• RECORD SET:
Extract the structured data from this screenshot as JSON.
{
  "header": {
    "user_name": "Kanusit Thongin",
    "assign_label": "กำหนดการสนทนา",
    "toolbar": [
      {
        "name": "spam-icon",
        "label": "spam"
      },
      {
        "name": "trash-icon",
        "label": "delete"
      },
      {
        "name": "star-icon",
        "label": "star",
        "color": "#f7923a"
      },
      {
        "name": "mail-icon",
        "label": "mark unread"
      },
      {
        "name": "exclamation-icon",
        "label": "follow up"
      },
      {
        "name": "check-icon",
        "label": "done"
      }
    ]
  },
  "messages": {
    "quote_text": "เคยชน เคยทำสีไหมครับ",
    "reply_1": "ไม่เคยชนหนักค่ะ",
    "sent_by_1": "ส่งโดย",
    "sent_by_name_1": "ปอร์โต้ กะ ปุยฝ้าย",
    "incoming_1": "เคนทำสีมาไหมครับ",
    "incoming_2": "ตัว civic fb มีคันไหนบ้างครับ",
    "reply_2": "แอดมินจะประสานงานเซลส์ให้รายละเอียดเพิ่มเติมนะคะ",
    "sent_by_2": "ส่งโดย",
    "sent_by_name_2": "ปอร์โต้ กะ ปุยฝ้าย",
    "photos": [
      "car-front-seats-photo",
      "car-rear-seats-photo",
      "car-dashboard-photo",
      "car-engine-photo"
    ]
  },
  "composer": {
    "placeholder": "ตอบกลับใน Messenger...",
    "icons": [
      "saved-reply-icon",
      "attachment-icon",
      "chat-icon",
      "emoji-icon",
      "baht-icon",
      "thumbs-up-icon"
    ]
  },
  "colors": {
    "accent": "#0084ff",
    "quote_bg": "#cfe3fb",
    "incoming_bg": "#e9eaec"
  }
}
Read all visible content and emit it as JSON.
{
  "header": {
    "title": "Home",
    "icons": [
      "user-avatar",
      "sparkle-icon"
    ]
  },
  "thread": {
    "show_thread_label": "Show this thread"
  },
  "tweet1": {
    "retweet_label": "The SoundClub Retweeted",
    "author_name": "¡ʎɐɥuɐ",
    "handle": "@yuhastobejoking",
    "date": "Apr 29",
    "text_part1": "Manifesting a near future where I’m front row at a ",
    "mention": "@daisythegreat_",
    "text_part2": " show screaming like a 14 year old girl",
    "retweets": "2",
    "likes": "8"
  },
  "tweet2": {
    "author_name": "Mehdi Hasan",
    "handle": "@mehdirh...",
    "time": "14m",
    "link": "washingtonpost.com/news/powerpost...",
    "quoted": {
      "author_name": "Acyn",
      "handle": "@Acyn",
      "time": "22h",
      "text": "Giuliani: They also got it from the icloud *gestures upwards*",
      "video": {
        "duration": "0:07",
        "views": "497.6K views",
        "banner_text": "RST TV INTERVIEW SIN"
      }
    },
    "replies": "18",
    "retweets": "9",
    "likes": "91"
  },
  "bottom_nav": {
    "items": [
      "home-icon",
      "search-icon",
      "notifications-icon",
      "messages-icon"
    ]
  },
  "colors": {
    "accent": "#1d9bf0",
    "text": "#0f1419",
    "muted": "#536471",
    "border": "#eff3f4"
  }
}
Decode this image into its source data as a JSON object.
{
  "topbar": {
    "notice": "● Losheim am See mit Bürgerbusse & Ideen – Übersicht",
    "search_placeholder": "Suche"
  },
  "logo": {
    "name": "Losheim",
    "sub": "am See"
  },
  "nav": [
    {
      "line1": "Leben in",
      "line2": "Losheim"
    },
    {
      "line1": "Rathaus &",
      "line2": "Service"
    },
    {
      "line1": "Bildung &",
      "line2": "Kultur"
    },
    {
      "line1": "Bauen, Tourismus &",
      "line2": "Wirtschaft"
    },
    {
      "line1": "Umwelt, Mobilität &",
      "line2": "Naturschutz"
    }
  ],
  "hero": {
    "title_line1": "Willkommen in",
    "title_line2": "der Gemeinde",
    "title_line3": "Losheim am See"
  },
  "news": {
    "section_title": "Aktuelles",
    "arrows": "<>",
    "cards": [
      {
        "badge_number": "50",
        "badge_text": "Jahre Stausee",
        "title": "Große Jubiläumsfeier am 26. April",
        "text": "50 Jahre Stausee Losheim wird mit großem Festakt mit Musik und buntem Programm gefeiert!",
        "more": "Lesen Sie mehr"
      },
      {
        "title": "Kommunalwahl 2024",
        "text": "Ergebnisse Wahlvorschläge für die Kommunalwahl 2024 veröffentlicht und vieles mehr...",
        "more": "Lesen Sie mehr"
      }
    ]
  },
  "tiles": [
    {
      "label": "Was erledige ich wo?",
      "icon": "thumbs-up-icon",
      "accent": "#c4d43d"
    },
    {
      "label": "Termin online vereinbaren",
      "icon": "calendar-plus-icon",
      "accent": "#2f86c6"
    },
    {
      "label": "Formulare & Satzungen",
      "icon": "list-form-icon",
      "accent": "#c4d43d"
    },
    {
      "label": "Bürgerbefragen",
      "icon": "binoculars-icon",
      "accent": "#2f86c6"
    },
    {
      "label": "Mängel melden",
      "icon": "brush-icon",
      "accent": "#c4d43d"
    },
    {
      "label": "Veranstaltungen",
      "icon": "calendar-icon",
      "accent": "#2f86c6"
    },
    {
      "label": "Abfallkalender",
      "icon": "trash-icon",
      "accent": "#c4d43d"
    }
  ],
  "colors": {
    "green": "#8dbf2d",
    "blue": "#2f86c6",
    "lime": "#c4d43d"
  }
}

• DIRECTIONS: Copy each line in the data that holds the word "Stausee".

• EXPECTED ANSWER:
        "badge_text": "Jahre Stausee",
        "text": "50 Jahre Stausee Losheim wird mit großem Festakt mit Musik und buntem Programm gefeiert!",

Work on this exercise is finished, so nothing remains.